**Objective**
Write out the material exactly, without any of its pictures.

**Dataset records**

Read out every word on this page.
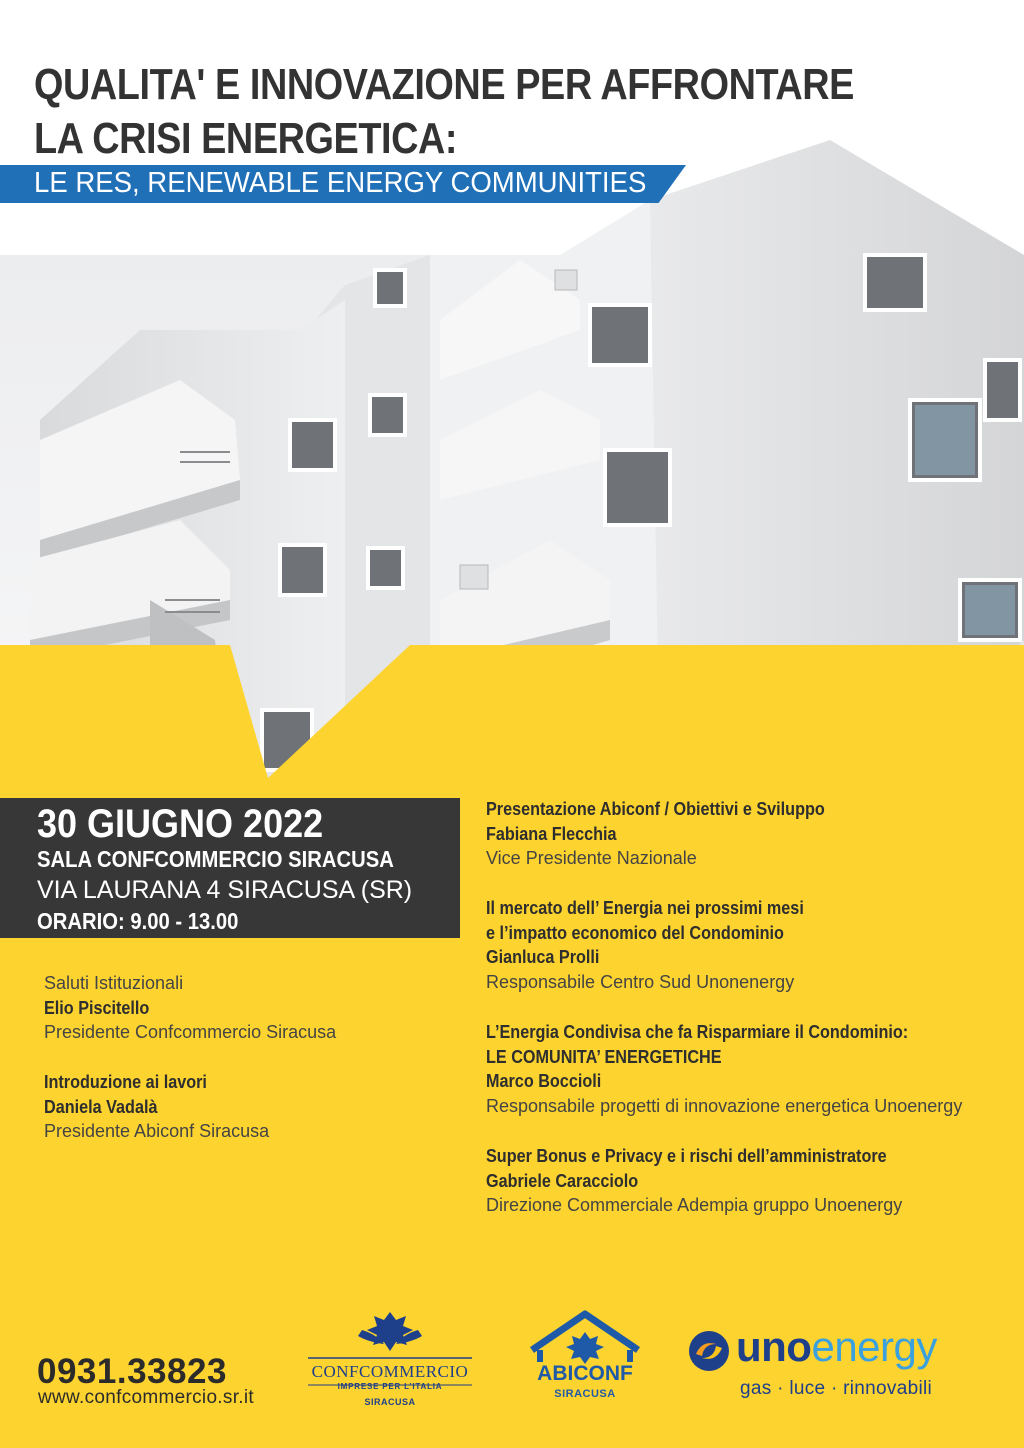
QUALITA' E INNOVAZIONE PER AFFRONTARE
LA CRISI ENERGETICA:
LE RES, RENEWABLE ENERGY COMMUNITIES
30 GIUGNO 2022
SALA CONFCOMMERCIO SIRACUSA
VIA LAURANA 4 SIRACUSA (SR)
ORARIO: 9.00 - 13.00
Saluti Istituzionali
Elio Piscitello
Presidente Confcommercio Siracusa
Introduzione ai lavori
Daniela Vadalà
Presidente Abiconf Siracusa
Presentazione Abiconf / Obiettivi e Sviluppo
Fabiana Flecchia
Vice Presidente Nazionale
Il mercato dell’ Energia nei prossimi mesi
e l’impatto economico del Condominio
Gianluca Prolli
Responsabile Centro Sud Unonenergy
L’Energia Condivisa che fa Risparmiare il Condominio:
LE COMUNITA’ ENERGETICHE
Marco Boccioli
Responsabile progetti di innovazione energetica Unoenergy
Super Bonus e Privacy e i rischi dell’amministratore
Gabriele Caracciolo
Direzione Commerciale Adempia gruppo Unoenergy
0931.33823
www.confcommercio.sr.it
CONFCOMMERCIO
IMPRESE PER L’ITALIA
SIRACUSA
ABICONF
SIRACUSA
unoenergy
gas · luce · rinnovabili
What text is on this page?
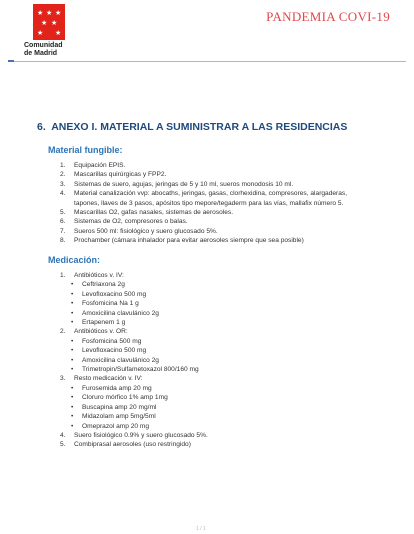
★ ★ ★
★ ★
★ ★
Comunidad
de Madrid
PANDEMIA COVI-19
6. ANEXO I. MATERIAL A SUMINISTRAR A LAS RESIDENCIAS
Material fungible:
1. Equipación EPIS.
2. Mascarillas quirúrgicas y FPP2.
3. Sistemas de suero, agujas, jeringas de 5 y 10 ml, sueros monodosis 10 ml.
4. Material canalización vvp: abocaths, jeringas, gasas, clorhexidina, compresores, alargaderas, tapones, llaves de 3 pasos, apósitos tipo mepore/tegaderm para las vías, mallafix número 5.
5. Mascarillas O2, gafas nasales, sistemas de aerosoles.
6. Sistemas de O2, compresores o balas.
7. Sueros 500 ml: fisiológico y suero glucosado 5%.
8. Prochamber (cámara inhalador para evitar aerosoles siempre que sea posible)
Medicación:
1. Antibióticos v. IV:
• Ceftriaxona 2g
• Levofloxacino 500 mg
• Fosfomicina Na 1 g
• Amoxicilina clavulánico 2g
• Ertapenem 1 g
2. Antibióticos v. OR:
• Fosfomicina 500 mg
• Levofloxacino 500 mg
• Amoxicilina clavulánico 2g
• Trimetropin/Sulfametoxazol 800/160 mg
3. Resto medicación v. IV:
• Furosemida amp 20 mg
• Cloruro mórfico 1% amp 1mg
• Buscapina amp 20 mg/ml
• Midazolam amp 5mg/5ml
• Omeprazol amp 20 mg
4. Suero fisiológico 0.9% y suero glucosado 5%.
5. Combiprasal aerosoles (uso restringido)
1 / 1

**Answer in full**
Read out every word on this page.
QUALITA' E INNOVAZIONE PER AFFRONTARE
LA CRISI ENERGETICA:
LE RES, RENEWABLE ENERGY COMMUNITIES
30 GIUGNO 2022
SALA CONFCOMMERCIO SIRACUSA
VIA LAURANA 4 SIRACUSA (SR)
ORARIO: 9.00 - 13.00
Saluti Istituzionali
Elio Piscitello
Presidente Confcommercio Siracusa
Introduzione ai lavori
Daniela Vadalà
Presidente Abiconf Siracusa
Presentazione Abiconf / Obiettivi e Sviluppo
Fabiana Flecchia
Vice Presidente Nazionale
Il mercato dell’ Energia nei prossimi mesi
e l’impatto economico del Condominio
Gianluca Prolli
Responsabile Centro Sud Unonenergy
L’Energia Condivisa che fa Risparmiare il Condominio:
LE COMUNITA’ ENERGETICHE
Marco Boccioli
Responsabile progetti di innovazione energetica Unoenergy
Super Bonus e Privacy e i rischi dell’amministratore
Gabriele Caracciolo
Direzione Commerciale Adempia gruppo Unoenergy
0931.33823
www.confcommercio.sr.it
CONFCOMMERCIO
IMPRESE PER L’ITALIA
SIRACUSA
ABICONF
SIRACUSA
unoenergy
gas · luce · rinnovabili
What text is on this page?
★ ★ ★
★ ★
★ ★
Comunidad
de Madrid
PANDEMIA COVI-19
6. ANEXO I. MATERIAL A SUMINISTRAR A LAS RESIDENCIAS
Material fungible:
1. Equipación EPIS.
2. Mascarillas quirúrgicas y FPP2.
3. Sistemas de suero, agujas, jeringas de 5 y 10 ml, sueros monodosis 10 ml.
4. Material canalización vvp: abocaths, jeringas, gasas, clorhexidina, compresores, alargaderas, tapones, llaves de 3 pasos, apósitos tipo mepore/tegaderm para las vías, mallafix número 5.
5. Mascarillas O2, gafas nasales, sistemas de aerosoles.
6. Sistemas de O2, compresores o balas.
7. Sueros 500 ml: fisiológico y suero glucosado 5%.
8. Prochamber (cámara inhalador para evitar aerosoles siempre que sea posible)
Medicación:
1. Antibióticos v. IV:
• Ceftriaxona 2g
• Levofloxacino 500 mg
• Fosfomicina Na 1 g
• Amoxicilina clavulánico 2g
• Ertapenem 1 g
2. Antibióticos v. OR:
• Fosfomicina 500 mg
• Levofloxacino 500 mg
• Amoxicilina clavulánico 2g
• Trimetropin/Sulfametoxazol 800/160 mg
3. Resto medicación v. IV:
• Furosemida amp 20 mg
• Cloruro mórfico 1% amp 1mg
• Buscapina amp 20 mg/ml
• Midazolam amp 5mg/5ml
• Omeprazol amp 20 mg
4. Suero fisiológico 0.9% y suero glucosado 5%.
5. Combiprasal aerosoles (uso restringido)
1 / 1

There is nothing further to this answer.